Written instruction: Look through the data below. Pick out the lines holding the string "season".

-- START Entries provided --

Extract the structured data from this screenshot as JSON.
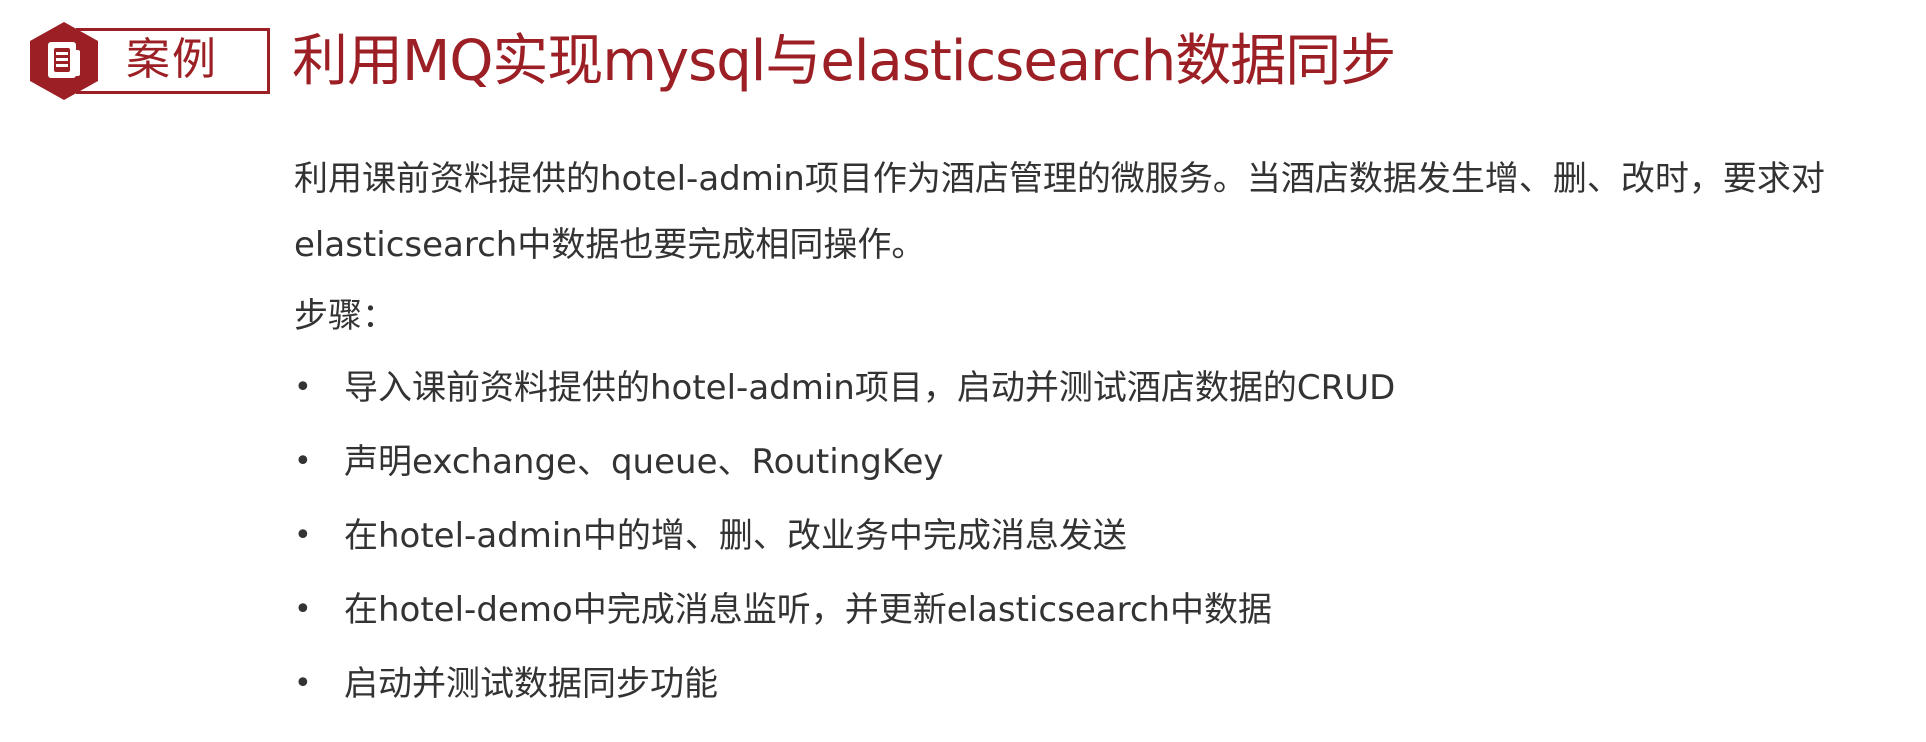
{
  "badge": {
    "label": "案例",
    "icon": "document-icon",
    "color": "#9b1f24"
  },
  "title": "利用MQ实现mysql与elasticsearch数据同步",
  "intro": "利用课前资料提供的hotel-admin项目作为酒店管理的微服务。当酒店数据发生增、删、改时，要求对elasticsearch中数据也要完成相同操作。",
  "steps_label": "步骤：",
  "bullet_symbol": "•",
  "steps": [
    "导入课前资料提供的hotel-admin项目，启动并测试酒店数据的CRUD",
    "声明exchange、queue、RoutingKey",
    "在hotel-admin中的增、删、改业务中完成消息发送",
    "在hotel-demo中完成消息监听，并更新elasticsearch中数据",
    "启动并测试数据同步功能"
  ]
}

-- END Entries provided --
-- START Entries provided --

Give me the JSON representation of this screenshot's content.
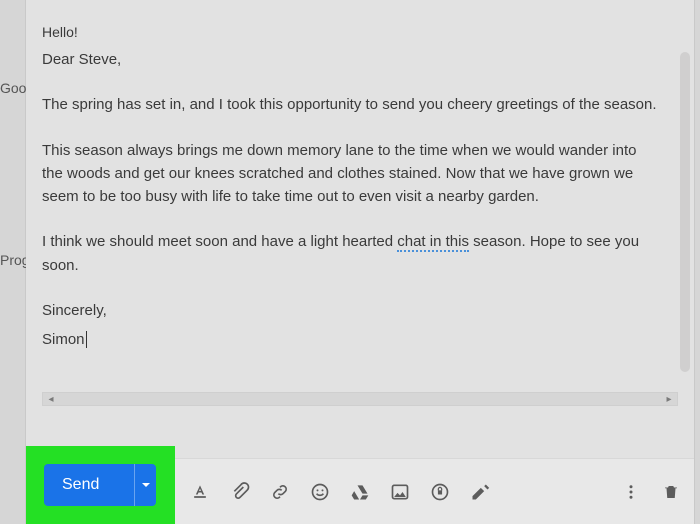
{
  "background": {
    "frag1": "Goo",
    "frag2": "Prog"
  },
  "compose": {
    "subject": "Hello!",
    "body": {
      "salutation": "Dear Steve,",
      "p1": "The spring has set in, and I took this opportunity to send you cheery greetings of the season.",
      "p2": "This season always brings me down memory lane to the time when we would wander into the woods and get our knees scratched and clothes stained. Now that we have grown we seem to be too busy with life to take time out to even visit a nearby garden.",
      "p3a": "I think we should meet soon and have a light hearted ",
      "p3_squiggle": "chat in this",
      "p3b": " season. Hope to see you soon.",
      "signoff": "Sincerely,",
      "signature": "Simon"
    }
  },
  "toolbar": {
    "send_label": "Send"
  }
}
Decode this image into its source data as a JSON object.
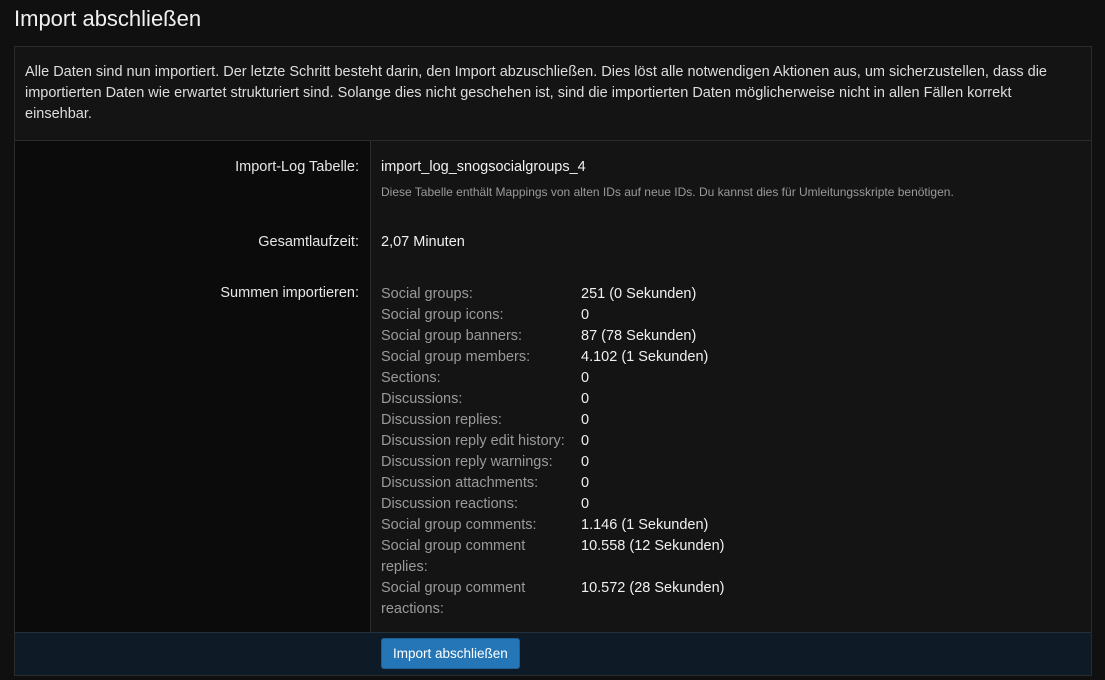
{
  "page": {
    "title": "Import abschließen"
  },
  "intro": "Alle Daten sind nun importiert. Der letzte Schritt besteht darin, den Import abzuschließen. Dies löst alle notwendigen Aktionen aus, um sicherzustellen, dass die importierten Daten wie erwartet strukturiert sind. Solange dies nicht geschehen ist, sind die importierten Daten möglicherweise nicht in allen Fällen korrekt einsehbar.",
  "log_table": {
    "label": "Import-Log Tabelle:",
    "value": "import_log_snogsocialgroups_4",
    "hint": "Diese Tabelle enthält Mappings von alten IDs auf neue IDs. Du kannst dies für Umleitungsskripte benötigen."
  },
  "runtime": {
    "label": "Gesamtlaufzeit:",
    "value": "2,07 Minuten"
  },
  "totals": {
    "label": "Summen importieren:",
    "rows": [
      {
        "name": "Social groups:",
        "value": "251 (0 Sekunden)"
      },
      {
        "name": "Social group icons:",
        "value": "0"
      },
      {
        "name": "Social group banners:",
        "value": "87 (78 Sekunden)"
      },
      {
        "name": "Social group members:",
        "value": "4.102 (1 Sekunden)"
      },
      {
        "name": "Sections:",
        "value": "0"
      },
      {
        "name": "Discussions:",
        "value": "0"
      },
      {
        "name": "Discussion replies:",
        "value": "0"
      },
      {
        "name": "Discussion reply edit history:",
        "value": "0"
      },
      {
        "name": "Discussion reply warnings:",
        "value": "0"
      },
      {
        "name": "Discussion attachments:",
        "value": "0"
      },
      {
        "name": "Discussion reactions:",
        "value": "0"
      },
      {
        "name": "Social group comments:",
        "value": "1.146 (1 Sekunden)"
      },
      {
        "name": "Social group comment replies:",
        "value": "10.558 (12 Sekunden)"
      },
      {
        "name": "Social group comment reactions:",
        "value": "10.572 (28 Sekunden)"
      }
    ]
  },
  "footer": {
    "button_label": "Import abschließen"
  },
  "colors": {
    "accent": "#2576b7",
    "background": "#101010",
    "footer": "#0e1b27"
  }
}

-- END Entries provided --

Answer for this exercise:
      "p1": "The spring has set in, and I took this opportunity to send you cheery greetings of the season.",
      "p2": "This season always brings me down memory lane to the time when we would wander into the woods and get our knees scratched and clothes stained. Now that we have grown we seem to be too busy with life to take time out to even visit a nearby garden.",
      "p3b": " season. Hope to see you soon.",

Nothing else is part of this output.